### Your objective
Report every line from the material that contains the word "Mobile".

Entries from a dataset
+ + +

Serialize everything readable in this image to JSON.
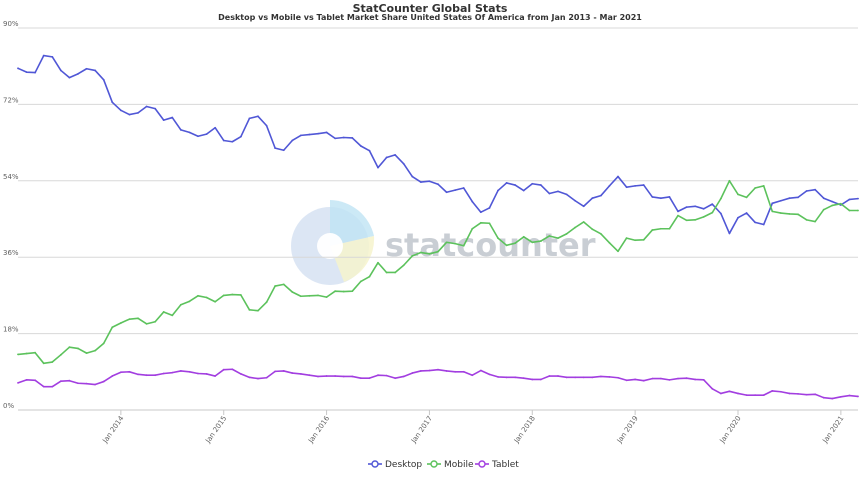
{
  "title": "StatCounter Global Stats",
  "subtitle": "Desktop vs Mobile vs Tablet Market Share United States Of America from Jan 2013 - Mar 2021",
  "watermark": "statcounter",
  "colors": {
    "Desktop": "#5057d6",
    "Mobile": "#5cc25c",
    "Tablet": "#a23ee0",
    "grid": "#d8d8d8"
  },
  "chart_data": {
    "type": "line",
    "x_start": "Jan 2013",
    "x_end": "Mar 2021",
    "x_ticks": [
      "Jan 2014",
      "Jan 2015",
      "Jan 2016",
      "Jan 2017",
      "Jan 2018",
      "Jan 2019",
      "Jan 2020",
      "Jan 2021"
    ],
    "y_ticks": [
      "0%",
      "18%",
      "36%",
      "54%",
      "72%",
      "90%"
    ],
    "ylim": [
      0,
      90
    ],
    "grid": true,
    "legend_position": "bottom-center",
    "series": [
      {
        "name": "Desktop",
        "values": [
          80.5,
          79.6,
          79.5,
          83.5,
          83.2,
          80.0,
          78.3,
          79.2,
          80.4,
          80.0,
          77.8,
          72.5,
          70.6,
          69.6,
          70.0,
          71.5,
          71.0,
          68.3,
          68.9,
          66.0,
          65.4,
          64.5,
          65.0,
          66.5,
          63.5,
          63.2,
          64.4,
          68.7,
          69.2,
          67.0,
          61.7,
          61.2,
          63.5,
          64.7,
          64.9,
          65.1,
          65.4,
          64.0,
          64.2,
          64.1,
          62.2,
          61.1,
          57.1,
          59.5,
          60.1,
          58.0,
          55.0,
          53.7,
          53.9,
          53.2,
          51.3,
          51.8,
          52.3,
          49.1,
          46.6,
          47.6,
          51.7,
          53.5,
          53.0,
          51.7,
          53.3,
          53.0,
          51.0,
          51.5,
          50.8,
          49.3,
          48.0,
          49.9,
          50.5,
          52.8,
          55.0,
          52.5,
          52.8,
          53.0,
          50.2,
          49.9,
          50.2,
          46.8,
          47.8,
          48.0,
          47.4,
          48.5,
          46.3,
          41.6,
          45.3,
          46.4,
          44.2,
          43.7,
          48.7,
          49.3,
          49.9,
          50.1,
          51.6,
          51.9,
          49.9,
          49.1,
          48.3,
          49.6,
          49.8
        ]
      },
      {
        "name": "Mobile",
        "values": [
          13.1,
          13.3,
          13.5,
          11.0,
          11.3,
          13.0,
          14.8,
          14.5,
          13.4,
          14.0,
          15.7,
          19.5,
          20.5,
          21.4,
          21.6,
          20.3,
          20.8,
          23.1,
          22.3,
          24.8,
          25.6,
          26.9,
          26.5,
          25.5,
          27.0,
          27.2,
          27.1,
          23.6,
          23.4,
          25.4,
          29.2,
          29.6,
          27.8,
          26.8,
          26.9,
          27.0,
          26.6,
          28.0,
          27.9,
          28.0,
          30.3,
          31.4,
          34.7,
          32.4,
          32.4,
          34.1,
          36.3,
          37.1,
          36.8,
          37.3,
          39.5,
          39.2,
          38.7,
          42.7,
          44.1,
          44.0,
          40.5,
          38.8,
          39.3,
          40.8,
          39.5,
          39.8,
          41.0,
          40.5,
          41.5,
          43.0,
          44.3,
          42.6,
          41.5,
          39.4,
          37.4,
          40.5,
          40.0,
          40.1,
          42.4,
          42.7,
          42.7,
          45.8,
          44.7,
          44.8,
          45.5,
          46.5,
          49.8,
          54.0,
          50.8,
          50.1,
          52.3,
          52.8,
          46.8,
          46.4,
          46.2,
          46.1,
          44.8,
          44.4,
          47.2,
          48.2,
          48.6,
          47.0,
          47.0
        ]
      },
      {
        "name": "Tablet",
        "values": [
          6.4,
          7.1,
          7.0,
          5.5,
          5.5,
          6.8,
          6.9,
          6.3,
          6.2,
          6.0,
          6.7,
          8.0,
          8.9,
          9.0,
          8.4,
          8.2,
          8.2,
          8.6,
          8.8,
          9.2,
          9.0,
          8.6,
          8.5,
          8.0,
          9.5,
          9.6,
          8.5,
          7.7,
          7.4,
          7.6,
          9.1,
          9.2,
          8.7,
          8.5,
          8.2,
          7.9,
          8.0,
          8.0,
          7.9,
          7.9,
          7.5,
          7.5,
          8.2,
          8.1,
          7.5,
          7.9,
          8.7,
          9.2,
          9.3,
          9.5,
          9.2,
          9.0,
          9.0,
          8.2,
          9.3,
          8.4,
          7.8,
          7.7,
          7.7,
          7.5,
          7.2,
          7.2,
          8.0,
          8.0,
          7.7,
          7.7,
          7.7,
          7.7,
          7.9,
          7.8,
          7.6,
          7.0,
          7.2,
          6.9,
          7.4,
          7.4,
          7.1,
          7.4,
          7.5,
          7.2,
          7.1,
          5.0,
          3.9,
          4.4,
          3.9,
          3.5,
          3.5,
          3.5,
          4.5,
          4.3,
          3.9,
          3.8,
          3.6,
          3.7,
          2.9,
          2.7,
          3.1,
          3.4,
          3.2
        ]
      }
    ]
  }
}
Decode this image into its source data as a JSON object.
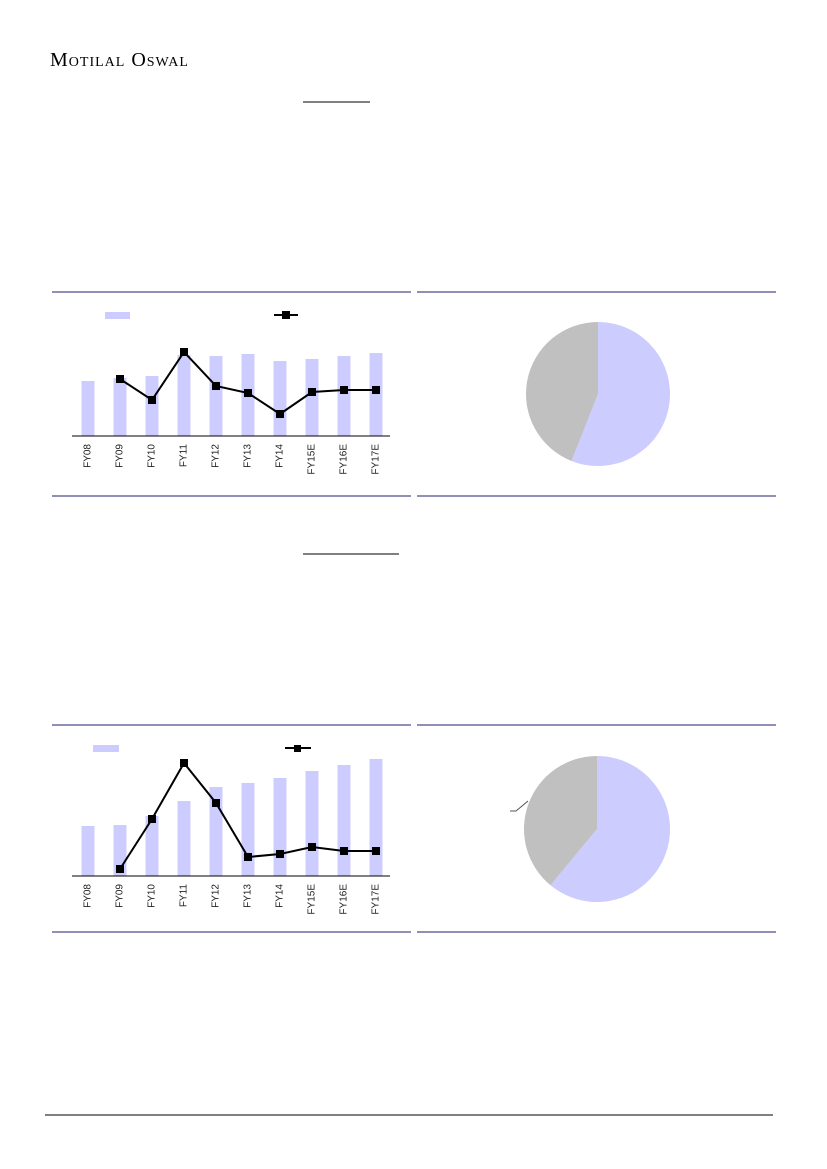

+ + +

### Exercise result
  "subtitle": "Desktop vs Mobile vs Tablet Market Share United States Of America from Jan 2013 - Mar 2021",
    "Mobile": "#5cc25c",
        "name": "Mobile",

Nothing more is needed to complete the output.